◆ Task statement
A precise repetition of every line below is the required answer.

(Records drawn from a dataset)
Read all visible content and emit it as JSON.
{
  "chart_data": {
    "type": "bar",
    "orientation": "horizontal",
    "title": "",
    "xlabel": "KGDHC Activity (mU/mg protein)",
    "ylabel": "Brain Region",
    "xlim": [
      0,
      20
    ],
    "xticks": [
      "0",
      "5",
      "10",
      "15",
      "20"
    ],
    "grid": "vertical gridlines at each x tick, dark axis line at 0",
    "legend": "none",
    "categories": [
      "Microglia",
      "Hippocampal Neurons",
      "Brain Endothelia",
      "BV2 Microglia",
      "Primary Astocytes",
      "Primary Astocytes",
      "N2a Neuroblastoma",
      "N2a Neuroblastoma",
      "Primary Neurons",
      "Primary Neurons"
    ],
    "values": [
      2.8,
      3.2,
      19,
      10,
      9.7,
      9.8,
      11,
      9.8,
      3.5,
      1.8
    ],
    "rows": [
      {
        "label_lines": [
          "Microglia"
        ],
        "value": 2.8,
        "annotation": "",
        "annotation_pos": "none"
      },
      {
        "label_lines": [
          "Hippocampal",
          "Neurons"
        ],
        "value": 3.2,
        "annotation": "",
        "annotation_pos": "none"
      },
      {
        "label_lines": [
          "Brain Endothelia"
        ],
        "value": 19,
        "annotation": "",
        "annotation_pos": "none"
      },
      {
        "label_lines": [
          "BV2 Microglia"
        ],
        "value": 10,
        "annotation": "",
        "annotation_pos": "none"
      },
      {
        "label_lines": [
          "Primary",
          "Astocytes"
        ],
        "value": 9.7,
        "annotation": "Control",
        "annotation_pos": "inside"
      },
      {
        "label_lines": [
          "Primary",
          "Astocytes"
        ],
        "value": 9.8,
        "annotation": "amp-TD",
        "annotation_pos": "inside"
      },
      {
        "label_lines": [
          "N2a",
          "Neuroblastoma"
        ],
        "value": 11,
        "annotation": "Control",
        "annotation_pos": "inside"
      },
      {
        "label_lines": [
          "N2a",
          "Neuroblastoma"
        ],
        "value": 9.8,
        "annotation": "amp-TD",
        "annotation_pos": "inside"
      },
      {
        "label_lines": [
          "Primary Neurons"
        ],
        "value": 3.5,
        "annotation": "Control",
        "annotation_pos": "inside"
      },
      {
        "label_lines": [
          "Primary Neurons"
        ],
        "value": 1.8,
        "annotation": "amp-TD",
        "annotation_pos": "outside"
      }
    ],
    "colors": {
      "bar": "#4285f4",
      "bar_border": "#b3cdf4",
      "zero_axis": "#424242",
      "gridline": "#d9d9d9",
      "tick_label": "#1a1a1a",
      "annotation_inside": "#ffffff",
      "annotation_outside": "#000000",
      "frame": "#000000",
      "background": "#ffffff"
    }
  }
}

◆ Answer section
Read all visible content and emit it as JSON.
{
  "chart_data": {
    "type": "bar",
    "orientation": "horizontal",
    "title": "",
    "xlabel": "KGDHC Activity (mU/mg protein)",
    "ylabel": "Brain Region",
    "xlim": [
      0,
      20
    ],
    "xticks": [
      "0",
      "5",
      "10",
      "15",
      "20"
    ],
    "grid": "vertical gridlines at each x tick, dark axis line at 0",
    "legend": "none",
    "categories": [
      "Microglia",
      "Hippocampal Neurons",
      "Brain Endothelia",
      "BV2 Microglia",
      "Primary Astocytes",
      "Primary Astocytes",
      "N2a Neuroblastoma",
      "N2a Neuroblastoma",
      "Primary Neurons",
      "Primary Neurons"
    ],
    "values": [
      2.8,
      3.2,
      19,
      10,
      9.7,
      9.8,
      11,
      9.8,
      3.5,
      1.8
    ],
    "rows": [
      {
        "label_lines": [
          "Microglia"
        ],
        "value": 2.8,
        "annotation": "",
        "annotation_pos": "none"
      },
      {
        "label_lines": [
          "Hippocampal",
          "Neurons"
        ],
        "value": 3.2,
        "annotation": "",
        "annotation_pos": "none"
      },
      {
        "label_lines": [
          "Brain Endothelia"
        ],
        "value": 19,
        "annotation": "",
        "annotation_pos": "none"
      },
      {
        "label_lines": [
          "BV2 Microglia"
        ],
        "value": 10,
        "annotation": "",
        "annotation_pos": "none"
      },
      {
        "label_lines": [
          "Primary",
          "Astocytes"
        ],
        "value": 9.7,
        "annotation": "Control",
        "annotation_pos": "inside"
      },
      {
        "label_lines": [
          "Primary",
          "Astocytes"
        ],
        "value": 9.8,
        "annotation": "amp-TD",
        "annotation_pos": "inside"
      },
      {
        "label_lines": [
          "N2a",
          "Neuroblastoma"
        ],
        "value": 11,
        "annotation": "Control",
        "annotation_pos": "inside"
      },
      {
        "label_lines": [
          "N2a",
          "Neuroblastoma"
        ],
        "value": 9.8,
        "annotation": "amp-TD",
        "annotation_pos": "inside"
      },
      {
        "label_lines": [
          "Primary Neurons"
        ],
        "value": 3.5,
        "annotation": "Control",
        "annotation_pos": "inside"
      },
      {
        "label_lines": [
          "Primary Neurons"
        ],
        "value": 1.8,
        "annotation": "amp-TD",
        "annotation_pos": "outside"
      }
    ],
    "colors": {
      "bar": "#4285f4",
      "bar_border": "#b3cdf4",
      "zero_axis": "#424242",
      "gridline": "#d9d9d9",
      "tick_label": "#1a1a1a",
      "annotation_inside": "#ffffff",
      "annotation_outside": "#000000",
      "frame": "#000000",
      "background": "#ffffff"
    }
  }
}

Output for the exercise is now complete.